WHAT THE TASK ASKS
Find each line with "reset" and copy it.

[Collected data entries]
========================
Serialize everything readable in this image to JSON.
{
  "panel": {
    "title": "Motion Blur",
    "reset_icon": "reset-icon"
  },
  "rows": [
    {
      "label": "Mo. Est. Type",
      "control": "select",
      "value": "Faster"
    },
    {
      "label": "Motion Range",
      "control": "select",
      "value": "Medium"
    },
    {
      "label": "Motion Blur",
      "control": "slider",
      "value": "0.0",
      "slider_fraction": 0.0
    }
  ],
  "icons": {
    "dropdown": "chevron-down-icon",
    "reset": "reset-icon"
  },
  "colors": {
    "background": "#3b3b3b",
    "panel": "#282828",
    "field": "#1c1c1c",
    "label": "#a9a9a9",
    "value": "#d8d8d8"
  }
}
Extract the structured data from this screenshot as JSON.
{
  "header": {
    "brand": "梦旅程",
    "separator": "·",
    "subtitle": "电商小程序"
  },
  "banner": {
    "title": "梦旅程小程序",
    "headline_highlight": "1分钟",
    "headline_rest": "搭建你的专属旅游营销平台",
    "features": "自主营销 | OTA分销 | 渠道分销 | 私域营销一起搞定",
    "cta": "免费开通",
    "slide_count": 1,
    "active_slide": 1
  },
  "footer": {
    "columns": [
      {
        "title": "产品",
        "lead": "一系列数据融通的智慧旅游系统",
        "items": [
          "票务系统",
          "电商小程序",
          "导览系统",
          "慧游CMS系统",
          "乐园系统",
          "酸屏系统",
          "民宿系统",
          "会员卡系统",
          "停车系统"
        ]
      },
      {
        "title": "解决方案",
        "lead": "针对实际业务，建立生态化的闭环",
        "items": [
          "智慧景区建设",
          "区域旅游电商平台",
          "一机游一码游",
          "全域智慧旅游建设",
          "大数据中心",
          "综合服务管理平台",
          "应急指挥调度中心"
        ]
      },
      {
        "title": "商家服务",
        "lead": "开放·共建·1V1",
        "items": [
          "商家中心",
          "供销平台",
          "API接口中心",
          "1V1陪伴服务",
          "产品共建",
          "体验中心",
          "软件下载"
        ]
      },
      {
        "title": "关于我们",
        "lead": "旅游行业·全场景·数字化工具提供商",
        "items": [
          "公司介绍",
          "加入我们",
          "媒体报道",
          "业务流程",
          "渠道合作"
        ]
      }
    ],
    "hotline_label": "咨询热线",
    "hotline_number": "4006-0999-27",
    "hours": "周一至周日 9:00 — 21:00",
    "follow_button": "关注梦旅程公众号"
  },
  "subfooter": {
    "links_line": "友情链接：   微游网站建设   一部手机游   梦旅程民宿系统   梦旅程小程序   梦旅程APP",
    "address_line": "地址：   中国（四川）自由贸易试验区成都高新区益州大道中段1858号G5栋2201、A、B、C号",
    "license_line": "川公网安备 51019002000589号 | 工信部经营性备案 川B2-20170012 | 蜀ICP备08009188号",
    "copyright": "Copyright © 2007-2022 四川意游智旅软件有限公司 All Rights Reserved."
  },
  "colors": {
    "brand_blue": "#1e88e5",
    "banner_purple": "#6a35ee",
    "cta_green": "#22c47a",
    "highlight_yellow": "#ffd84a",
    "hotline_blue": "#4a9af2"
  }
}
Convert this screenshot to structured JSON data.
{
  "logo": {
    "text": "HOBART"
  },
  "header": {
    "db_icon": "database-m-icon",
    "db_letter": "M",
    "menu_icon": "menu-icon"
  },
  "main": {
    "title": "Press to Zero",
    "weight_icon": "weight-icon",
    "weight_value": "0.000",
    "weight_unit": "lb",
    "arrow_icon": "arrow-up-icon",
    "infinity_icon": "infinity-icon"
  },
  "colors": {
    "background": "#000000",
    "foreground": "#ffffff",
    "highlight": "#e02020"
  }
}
========================
RESULT OF THE EXERCISE
    "reset_icon": "reset-icon"
    "reset": "reset-icon"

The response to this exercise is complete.